## start INFORMATION SUPPLIED
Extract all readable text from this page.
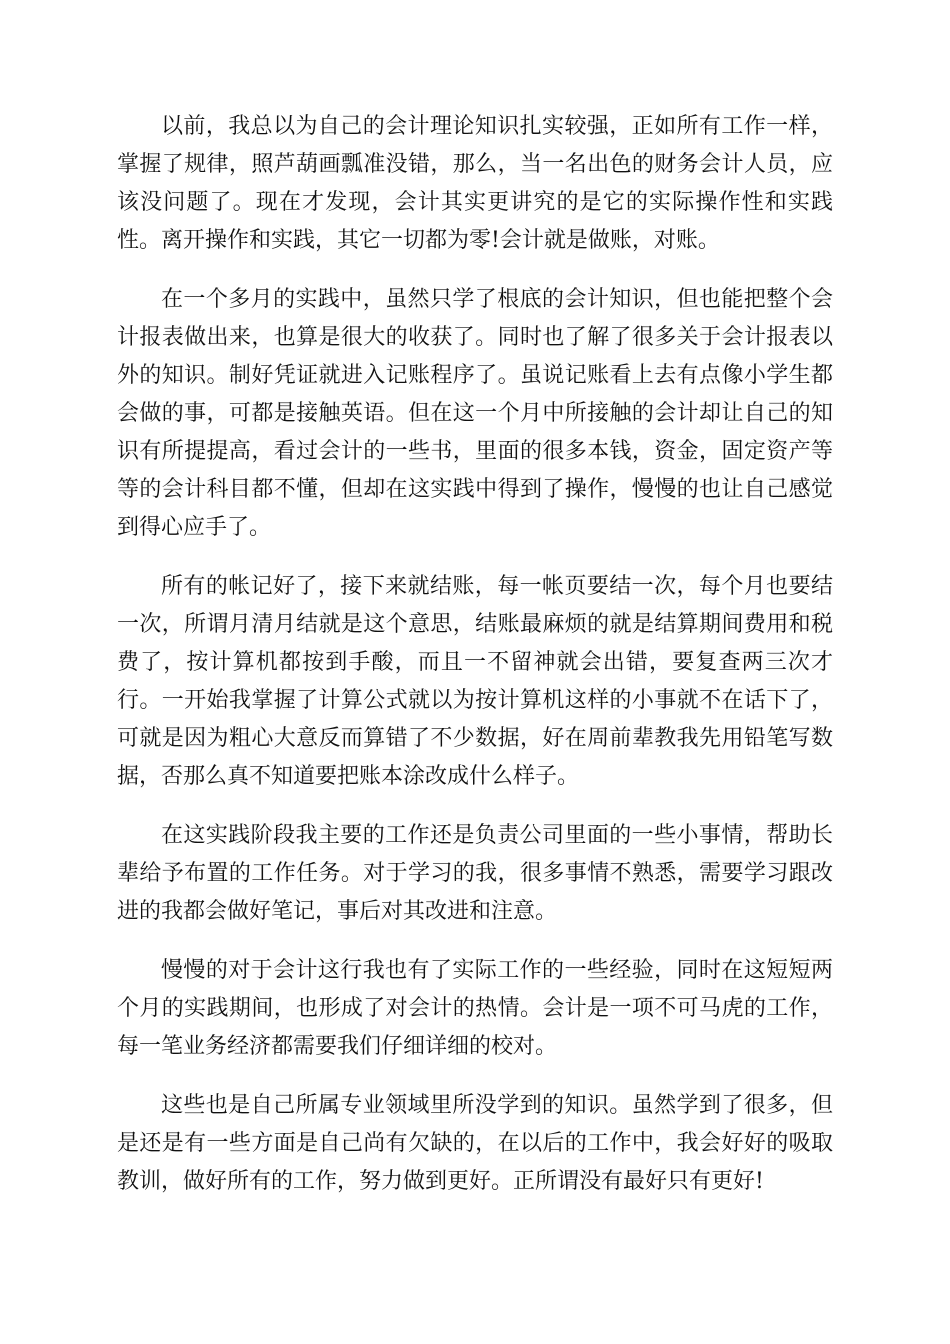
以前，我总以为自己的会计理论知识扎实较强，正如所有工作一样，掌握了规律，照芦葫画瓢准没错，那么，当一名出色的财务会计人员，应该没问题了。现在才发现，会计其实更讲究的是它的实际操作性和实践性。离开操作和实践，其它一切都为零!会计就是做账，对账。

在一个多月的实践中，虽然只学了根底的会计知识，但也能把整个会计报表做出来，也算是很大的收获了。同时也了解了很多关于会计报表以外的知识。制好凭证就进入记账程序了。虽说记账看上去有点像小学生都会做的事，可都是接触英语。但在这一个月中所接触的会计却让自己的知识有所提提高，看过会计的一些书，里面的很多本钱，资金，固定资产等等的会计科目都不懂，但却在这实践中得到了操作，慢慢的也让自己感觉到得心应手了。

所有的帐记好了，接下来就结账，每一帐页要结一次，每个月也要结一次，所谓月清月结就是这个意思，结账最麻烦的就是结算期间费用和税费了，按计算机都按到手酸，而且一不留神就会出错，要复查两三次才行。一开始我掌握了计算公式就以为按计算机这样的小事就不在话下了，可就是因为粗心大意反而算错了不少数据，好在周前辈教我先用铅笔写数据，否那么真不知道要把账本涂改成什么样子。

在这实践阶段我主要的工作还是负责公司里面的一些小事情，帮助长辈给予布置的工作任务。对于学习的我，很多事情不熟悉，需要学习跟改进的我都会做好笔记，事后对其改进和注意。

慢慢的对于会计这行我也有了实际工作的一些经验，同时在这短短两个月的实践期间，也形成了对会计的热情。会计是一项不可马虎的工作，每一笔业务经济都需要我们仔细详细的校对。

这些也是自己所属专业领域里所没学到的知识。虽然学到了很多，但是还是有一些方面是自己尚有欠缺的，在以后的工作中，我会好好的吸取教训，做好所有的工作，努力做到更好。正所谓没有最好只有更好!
## end INFORMATION SUPPLIED
## start INFORMATION SUPPLIED
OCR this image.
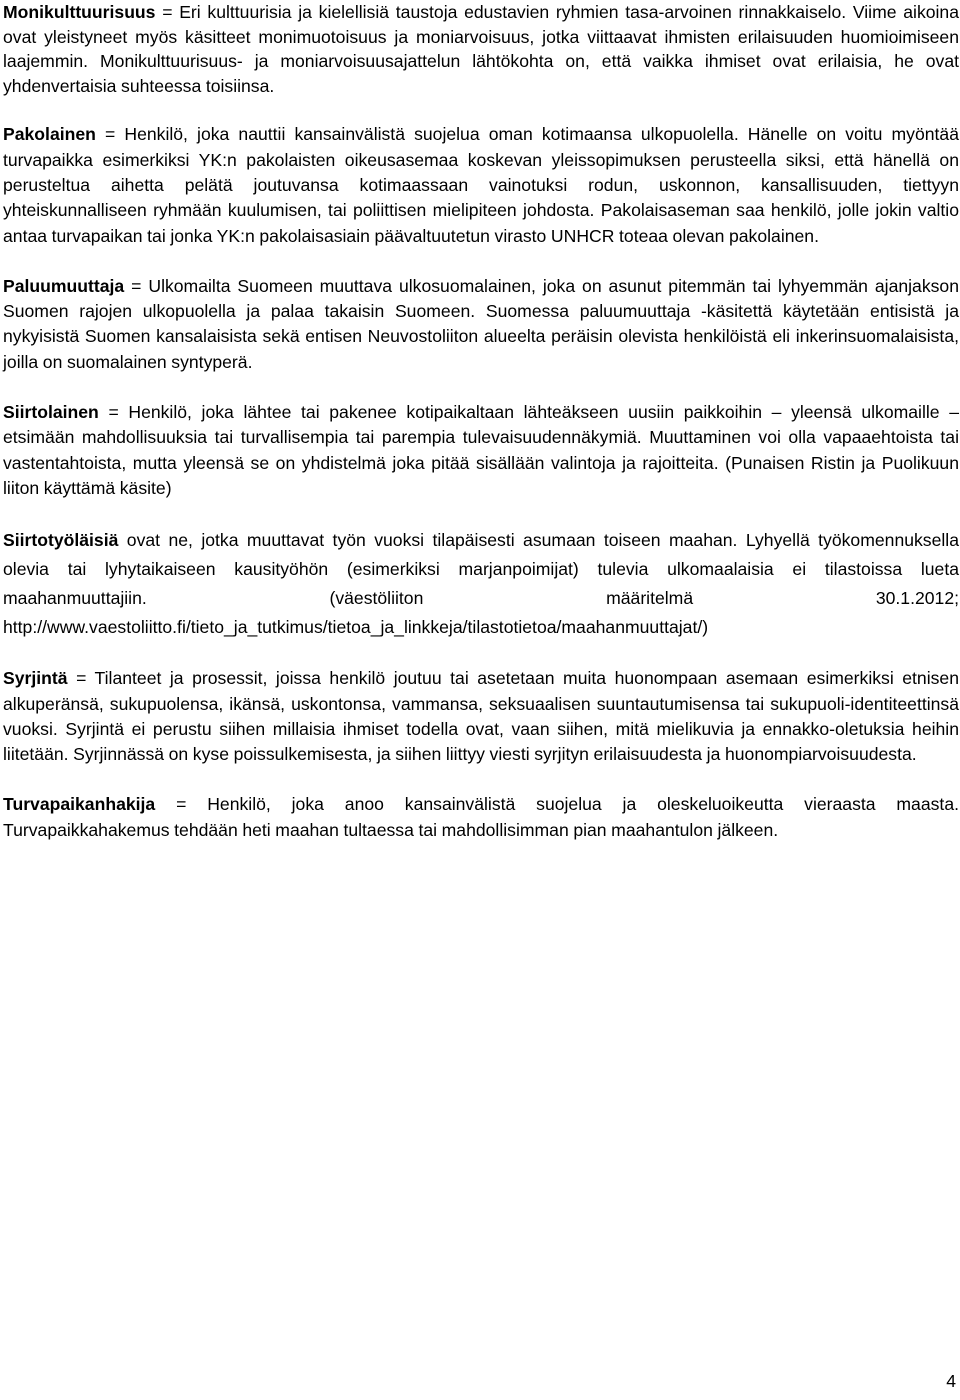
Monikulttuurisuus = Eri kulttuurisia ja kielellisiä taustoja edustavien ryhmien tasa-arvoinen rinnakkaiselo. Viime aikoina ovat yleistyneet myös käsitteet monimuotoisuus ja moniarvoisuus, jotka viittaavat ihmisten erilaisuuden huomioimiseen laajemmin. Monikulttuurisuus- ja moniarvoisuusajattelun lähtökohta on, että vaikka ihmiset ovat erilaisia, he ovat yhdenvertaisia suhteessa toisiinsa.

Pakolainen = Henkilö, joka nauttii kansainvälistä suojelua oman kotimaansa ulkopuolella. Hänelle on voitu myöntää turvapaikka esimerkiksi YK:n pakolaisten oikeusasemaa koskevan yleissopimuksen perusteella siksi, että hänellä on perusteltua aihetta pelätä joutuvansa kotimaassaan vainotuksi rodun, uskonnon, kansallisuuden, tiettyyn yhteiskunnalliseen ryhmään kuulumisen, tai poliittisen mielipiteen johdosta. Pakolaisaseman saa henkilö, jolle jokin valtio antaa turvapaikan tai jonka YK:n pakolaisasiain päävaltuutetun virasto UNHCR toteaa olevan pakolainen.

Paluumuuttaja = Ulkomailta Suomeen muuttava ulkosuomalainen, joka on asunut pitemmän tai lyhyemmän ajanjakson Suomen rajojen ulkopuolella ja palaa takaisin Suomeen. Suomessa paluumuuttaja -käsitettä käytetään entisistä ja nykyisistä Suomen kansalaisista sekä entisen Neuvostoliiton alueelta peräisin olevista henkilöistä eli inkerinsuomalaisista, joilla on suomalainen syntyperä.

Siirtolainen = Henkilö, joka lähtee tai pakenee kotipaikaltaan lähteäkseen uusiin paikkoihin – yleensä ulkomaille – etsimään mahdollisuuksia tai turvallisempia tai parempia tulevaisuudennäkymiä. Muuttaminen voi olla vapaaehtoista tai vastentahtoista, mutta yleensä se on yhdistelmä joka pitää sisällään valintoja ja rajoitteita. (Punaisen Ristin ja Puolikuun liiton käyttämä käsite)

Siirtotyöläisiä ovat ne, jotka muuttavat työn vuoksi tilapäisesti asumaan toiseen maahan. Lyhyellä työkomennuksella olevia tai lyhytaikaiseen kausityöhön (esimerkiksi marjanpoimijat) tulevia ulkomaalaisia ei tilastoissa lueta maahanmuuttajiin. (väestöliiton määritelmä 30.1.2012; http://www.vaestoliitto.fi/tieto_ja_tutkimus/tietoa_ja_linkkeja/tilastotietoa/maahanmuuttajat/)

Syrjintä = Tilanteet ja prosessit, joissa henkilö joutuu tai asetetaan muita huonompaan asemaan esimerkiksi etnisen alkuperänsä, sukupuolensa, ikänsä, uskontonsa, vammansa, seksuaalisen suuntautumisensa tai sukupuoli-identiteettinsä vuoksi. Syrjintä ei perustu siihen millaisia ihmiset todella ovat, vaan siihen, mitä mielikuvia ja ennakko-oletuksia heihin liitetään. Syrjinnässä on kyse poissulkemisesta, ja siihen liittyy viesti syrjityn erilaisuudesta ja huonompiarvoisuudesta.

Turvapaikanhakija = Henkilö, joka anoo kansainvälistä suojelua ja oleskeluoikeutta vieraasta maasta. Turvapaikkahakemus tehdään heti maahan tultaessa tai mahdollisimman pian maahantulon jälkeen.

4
## end INFORMATION SUPPLIED
## start INFORMATION SUPPLIED
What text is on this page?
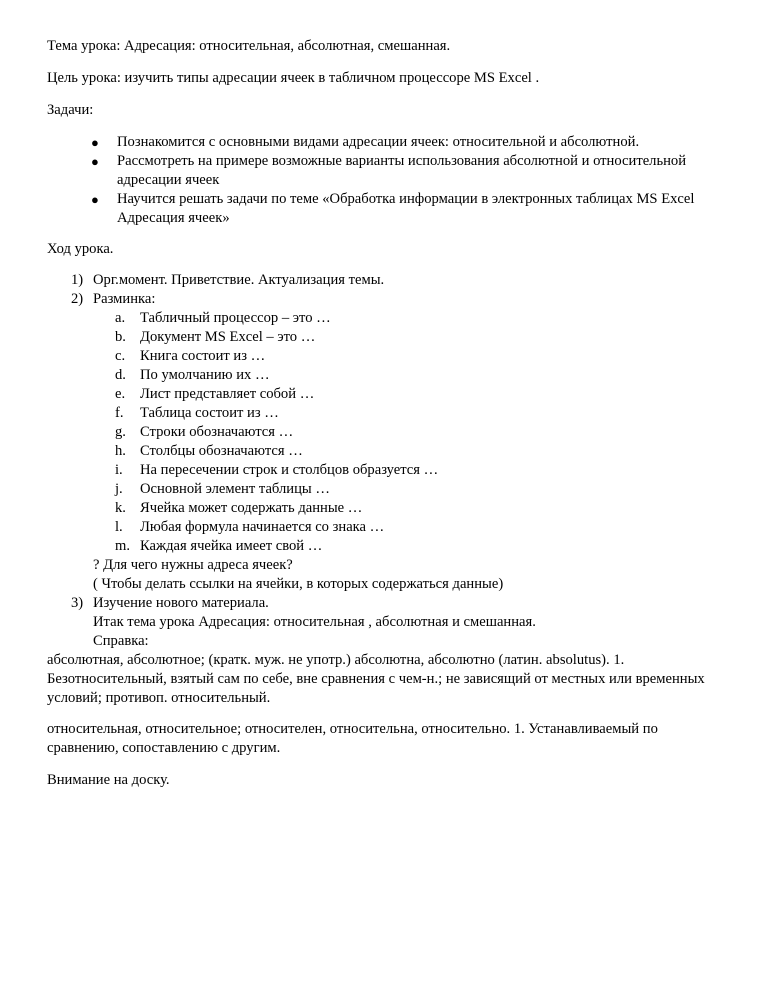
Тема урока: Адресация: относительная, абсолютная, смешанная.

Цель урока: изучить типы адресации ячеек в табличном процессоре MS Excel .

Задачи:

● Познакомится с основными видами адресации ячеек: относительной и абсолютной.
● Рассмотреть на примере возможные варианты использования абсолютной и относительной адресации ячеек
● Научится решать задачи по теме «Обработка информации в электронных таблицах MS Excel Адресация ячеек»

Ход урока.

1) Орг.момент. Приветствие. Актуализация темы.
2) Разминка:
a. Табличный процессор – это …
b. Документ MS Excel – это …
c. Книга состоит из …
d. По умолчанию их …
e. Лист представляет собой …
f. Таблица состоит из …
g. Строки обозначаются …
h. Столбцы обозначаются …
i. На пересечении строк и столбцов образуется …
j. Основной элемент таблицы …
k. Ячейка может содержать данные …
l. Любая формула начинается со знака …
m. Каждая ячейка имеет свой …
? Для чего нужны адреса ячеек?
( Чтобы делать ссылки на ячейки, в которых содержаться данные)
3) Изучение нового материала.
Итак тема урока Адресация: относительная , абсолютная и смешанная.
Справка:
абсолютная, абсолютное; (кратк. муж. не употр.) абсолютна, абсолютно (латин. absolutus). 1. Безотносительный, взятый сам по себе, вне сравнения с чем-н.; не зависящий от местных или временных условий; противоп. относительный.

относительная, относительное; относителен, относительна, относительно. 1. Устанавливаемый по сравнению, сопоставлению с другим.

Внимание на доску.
## end INFORMATION SUPPLIED
Select all lines in the listing that include the word "адресации".

EXERCISE RESPONSE:
Цель урока: изучить типы адресации ячеек в табличном процессоре MS Excel .
● Познакомится с основными видами адресации ячеек: относительной и абсолютной.
● Рассмотреть на примере возможные варианты использования абсолютной и относительной адресации ячеек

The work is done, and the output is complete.